DATA PROVIDED →

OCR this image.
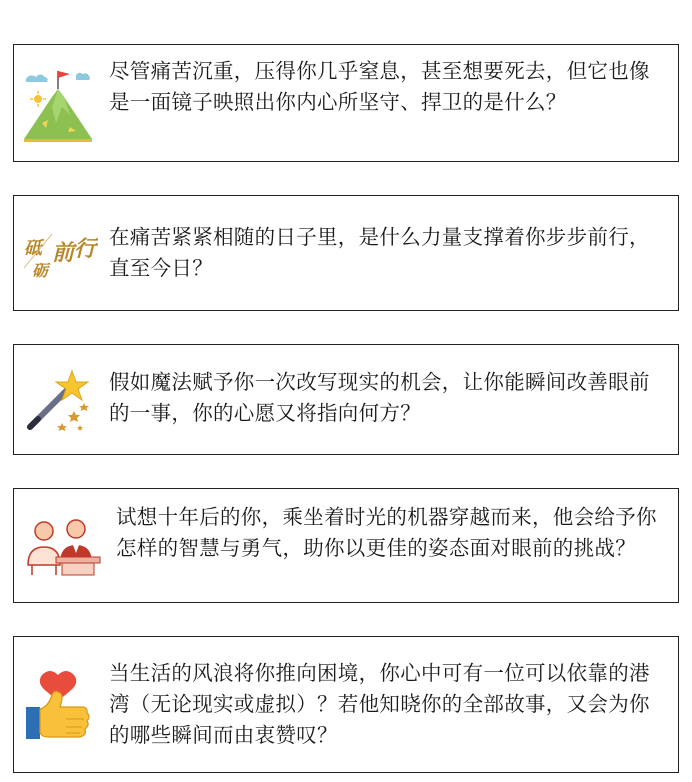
尽管痛苦沉重，压得你几乎窒息，甚至想要死去，但它也像是一面镜子映照出你内心所坚守、捍卫的是什么？
砥
砺
前 行 在痛苦紧紧相随的日子里，是什么力量支撑着你步步前行，直至今日？
假如魔法赋予你一次改写现实的机会，让你能瞬间改善眼前的一事，你的心愿又将指向何方？
试想十年后的你，乘坐着时光的机器穿越而来，他会给予你怎样的智慧与勇气，助你以更佳的姿态面对眼前的挑战？
当生活的风浪将你推向困境，你心中可有一位可以依靠的港湾（无论现实或虚拟）？若他知晓你的全部故事，又会为你的哪些瞬间而由衷赞叹？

GIVEN INSTRUCTION → Make an exact copy of every entry above, minus the images.

WRITTEN SOLUTION →
OCR this image.
尽管痛苦沉重，压得你几乎窒息，甚至想要死去，但它也像是一面镜子映照出你内心所坚守、捍卫的是什么？
砥
砺
前 行 在痛苦紧紧相随的日子里，是什么力量支撑着你步步前行，直至今日？
假如魔法赋予你一次改写现实的机会，让你能瞬间改善眼前的一事，你的心愿又将指向何方？
试想十年后的你，乘坐着时光的机器穿越而来，他会给予你怎样的智慧与勇气，助你以更佳的姿态面对眼前的挑战？
当生活的风浪将你推向困境，你心中可有一位可以依靠的港湾（无论现实或虚拟）？若他知晓你的全部故事，又会为你的哪些瞬间而由衷赞叹？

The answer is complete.